→ **Do this**
In the entries below, find every line holding the string "Anatole" and collect it.

· · · · · · ·

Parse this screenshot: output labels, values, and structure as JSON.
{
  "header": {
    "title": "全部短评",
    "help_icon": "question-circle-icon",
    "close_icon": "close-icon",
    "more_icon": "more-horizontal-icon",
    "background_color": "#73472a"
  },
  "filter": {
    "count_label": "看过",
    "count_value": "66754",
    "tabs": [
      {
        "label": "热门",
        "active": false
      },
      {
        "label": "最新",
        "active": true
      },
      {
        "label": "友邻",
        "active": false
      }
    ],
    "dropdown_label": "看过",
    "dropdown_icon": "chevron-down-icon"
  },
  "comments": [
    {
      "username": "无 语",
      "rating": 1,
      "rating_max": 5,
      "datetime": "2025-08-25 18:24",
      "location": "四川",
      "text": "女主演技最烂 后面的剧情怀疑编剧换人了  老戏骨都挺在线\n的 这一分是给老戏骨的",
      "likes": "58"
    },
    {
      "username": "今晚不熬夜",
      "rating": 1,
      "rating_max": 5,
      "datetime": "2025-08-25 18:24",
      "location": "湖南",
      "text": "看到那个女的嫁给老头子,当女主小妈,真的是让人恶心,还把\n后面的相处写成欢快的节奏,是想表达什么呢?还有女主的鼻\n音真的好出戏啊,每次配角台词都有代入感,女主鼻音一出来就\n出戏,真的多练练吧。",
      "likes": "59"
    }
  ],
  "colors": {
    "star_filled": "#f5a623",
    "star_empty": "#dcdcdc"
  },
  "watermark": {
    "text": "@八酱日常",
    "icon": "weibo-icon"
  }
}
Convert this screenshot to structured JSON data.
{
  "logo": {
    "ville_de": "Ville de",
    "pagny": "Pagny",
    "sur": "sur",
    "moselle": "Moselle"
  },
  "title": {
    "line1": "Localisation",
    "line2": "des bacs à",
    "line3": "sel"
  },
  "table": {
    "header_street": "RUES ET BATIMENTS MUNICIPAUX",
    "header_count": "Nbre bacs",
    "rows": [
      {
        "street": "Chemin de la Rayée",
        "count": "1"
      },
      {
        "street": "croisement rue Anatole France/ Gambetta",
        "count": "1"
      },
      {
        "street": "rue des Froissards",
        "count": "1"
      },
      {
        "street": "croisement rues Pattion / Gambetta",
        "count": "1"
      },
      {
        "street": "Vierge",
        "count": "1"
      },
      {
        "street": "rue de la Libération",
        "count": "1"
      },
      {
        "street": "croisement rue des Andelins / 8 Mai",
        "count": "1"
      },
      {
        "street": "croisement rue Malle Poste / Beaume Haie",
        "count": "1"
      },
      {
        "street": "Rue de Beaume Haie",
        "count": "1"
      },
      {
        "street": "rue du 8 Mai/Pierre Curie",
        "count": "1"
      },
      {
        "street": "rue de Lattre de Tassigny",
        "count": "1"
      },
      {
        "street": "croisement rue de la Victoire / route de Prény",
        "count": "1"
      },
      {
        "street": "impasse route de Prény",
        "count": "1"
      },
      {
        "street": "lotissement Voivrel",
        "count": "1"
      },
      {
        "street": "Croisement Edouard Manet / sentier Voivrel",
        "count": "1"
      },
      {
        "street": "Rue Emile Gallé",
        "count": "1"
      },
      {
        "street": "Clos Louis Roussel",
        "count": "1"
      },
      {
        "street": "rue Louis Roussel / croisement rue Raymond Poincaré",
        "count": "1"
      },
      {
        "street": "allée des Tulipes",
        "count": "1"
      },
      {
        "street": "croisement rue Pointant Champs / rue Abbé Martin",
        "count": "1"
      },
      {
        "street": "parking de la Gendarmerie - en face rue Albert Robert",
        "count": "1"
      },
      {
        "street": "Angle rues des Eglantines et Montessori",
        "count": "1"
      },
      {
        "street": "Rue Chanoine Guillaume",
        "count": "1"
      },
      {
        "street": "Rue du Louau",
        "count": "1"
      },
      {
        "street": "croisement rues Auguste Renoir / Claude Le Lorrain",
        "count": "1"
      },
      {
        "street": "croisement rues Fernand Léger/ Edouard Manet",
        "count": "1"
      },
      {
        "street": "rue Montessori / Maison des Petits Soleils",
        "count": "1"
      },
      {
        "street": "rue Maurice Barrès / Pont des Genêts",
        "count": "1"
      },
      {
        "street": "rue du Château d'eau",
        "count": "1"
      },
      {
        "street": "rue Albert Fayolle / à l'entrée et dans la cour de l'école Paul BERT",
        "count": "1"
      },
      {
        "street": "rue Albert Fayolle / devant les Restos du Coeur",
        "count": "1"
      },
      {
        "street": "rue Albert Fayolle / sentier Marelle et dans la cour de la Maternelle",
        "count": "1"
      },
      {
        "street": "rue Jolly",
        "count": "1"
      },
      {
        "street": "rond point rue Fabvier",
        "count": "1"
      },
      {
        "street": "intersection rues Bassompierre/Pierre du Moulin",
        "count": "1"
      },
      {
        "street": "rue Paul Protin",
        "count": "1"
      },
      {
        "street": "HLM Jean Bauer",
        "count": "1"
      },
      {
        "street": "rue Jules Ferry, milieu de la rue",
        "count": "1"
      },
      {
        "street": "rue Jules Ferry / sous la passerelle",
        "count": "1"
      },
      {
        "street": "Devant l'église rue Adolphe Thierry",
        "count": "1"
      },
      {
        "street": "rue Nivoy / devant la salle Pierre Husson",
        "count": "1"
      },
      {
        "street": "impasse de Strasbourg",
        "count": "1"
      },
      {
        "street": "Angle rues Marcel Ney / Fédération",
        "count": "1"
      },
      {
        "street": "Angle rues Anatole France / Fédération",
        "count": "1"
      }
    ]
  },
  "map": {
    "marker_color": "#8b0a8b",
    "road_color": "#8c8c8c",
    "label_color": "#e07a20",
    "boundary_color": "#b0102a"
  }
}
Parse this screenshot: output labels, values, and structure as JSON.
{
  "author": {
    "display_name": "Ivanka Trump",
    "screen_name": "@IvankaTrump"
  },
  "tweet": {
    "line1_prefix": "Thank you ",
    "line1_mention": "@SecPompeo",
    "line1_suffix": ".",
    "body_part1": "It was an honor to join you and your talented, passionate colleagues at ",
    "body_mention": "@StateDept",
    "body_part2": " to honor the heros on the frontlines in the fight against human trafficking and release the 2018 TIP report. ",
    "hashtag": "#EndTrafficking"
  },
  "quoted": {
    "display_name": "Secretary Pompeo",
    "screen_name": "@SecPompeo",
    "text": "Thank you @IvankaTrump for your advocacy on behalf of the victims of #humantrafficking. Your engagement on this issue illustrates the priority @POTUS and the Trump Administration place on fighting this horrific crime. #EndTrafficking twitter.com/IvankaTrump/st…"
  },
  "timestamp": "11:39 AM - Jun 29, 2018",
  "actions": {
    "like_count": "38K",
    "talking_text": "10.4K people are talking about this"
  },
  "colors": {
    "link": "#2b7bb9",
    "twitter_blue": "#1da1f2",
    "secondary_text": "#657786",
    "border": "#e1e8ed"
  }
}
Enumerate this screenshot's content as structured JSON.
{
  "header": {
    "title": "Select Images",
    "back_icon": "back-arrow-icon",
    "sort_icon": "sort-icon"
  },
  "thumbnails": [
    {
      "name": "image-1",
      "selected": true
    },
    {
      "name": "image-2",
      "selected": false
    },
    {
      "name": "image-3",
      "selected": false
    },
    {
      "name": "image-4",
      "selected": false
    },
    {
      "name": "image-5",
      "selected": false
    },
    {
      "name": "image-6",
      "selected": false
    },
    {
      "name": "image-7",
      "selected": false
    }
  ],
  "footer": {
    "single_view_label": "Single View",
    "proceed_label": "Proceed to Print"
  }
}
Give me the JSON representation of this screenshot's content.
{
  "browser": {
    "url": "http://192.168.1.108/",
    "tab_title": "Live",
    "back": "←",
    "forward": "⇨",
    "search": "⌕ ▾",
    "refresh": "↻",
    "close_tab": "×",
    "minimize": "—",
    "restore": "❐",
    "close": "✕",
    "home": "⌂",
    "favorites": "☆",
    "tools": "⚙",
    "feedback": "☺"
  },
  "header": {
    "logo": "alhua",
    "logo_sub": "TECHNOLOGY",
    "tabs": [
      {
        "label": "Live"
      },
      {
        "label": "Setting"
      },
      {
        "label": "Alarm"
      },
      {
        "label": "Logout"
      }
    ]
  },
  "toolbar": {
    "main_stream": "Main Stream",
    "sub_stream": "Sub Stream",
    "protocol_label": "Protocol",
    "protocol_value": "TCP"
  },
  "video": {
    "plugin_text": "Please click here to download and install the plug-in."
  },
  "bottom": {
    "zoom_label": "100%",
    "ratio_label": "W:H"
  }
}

· · · · · · ·

→ **Solution**
        "street": "croisement rue Anatole France/ Gambetta",
        "street": "Angle rues Anatole France / Fédération",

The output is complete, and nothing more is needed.